■ **Work to do**
Extract every line that contains the string "обнаружен".

■ **Rows**

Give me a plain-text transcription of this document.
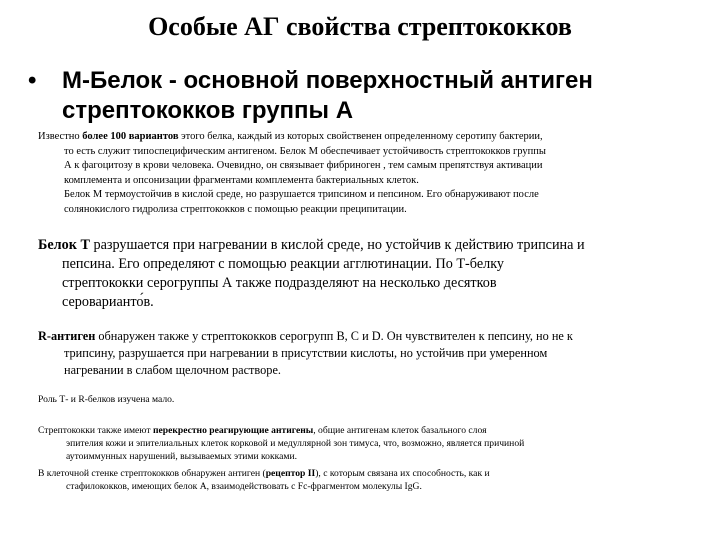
Особые АГ свойства стрептококков
• М-Белок - основной поверхностный антиген
стрептококков группы А
Известно более 100 вариантов этого белка, каждый из которых свойственен определенному серотипу бактерии,
то есть служит типоспецифическим антигеном. Белок М обеспечивает устойчивость стрептококков группы
А к фагоцитозу в крови человека. Очевидно, он связывает фибриноген , тем самым препятствуя активации
комплемента и опсонизации фрагментами комплемента бактериальных клеток.
Белок М термоустойчив в кислой среде, но разрушается трипсином и пепсином. Его обнаруживают после
солянокислого гидролиза стрептококков с помощью реакции преципитации.
Белок Т разрушается при нагревании в кислой среде, но устойчив к действию трипсина и
пепсина. Его определяют с помощью реакции агглютинации. По Т-белку
стрептококки серогруппы А также подразделяют на несколько десятков
сероварианто́в.
R-антиген обнаружен также у стрептококков серогрупп В, С и D. Он чувствителен к пепсину, но не к
трипсину, разрушается при нагревании в присутствии кислоты, но устойчив при умеренном
нагревании в слабом щелочном растворе.
Роль Т- и R-белков изучена мало.
Стрептококки также имеют перекрестно реагирующие антигены, общие антигенам клеток базального слоя
эпителия кожи и эпителиальных клеток корковой и медуллярной зон тимуса, что, возможно, является причиной
аутоиммунных нарушений, вызываемых этими кокками.
В клеточной стенке стрептококков обнаружен антиген (рецептор II), с которым связана их способность, как и
стафилококков, имеющих белок А, взаимодействовать с Fc-фрагментом молекулы IgG.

■ **Exercise response**
R-антиген обнаружен также у стрептококков серогрупп В, С и D. Он чувствителен к пепсину, но не к
В клеточной стенке стрептококков обнаружен антиген (рецептор II), с которым связана их способность, как и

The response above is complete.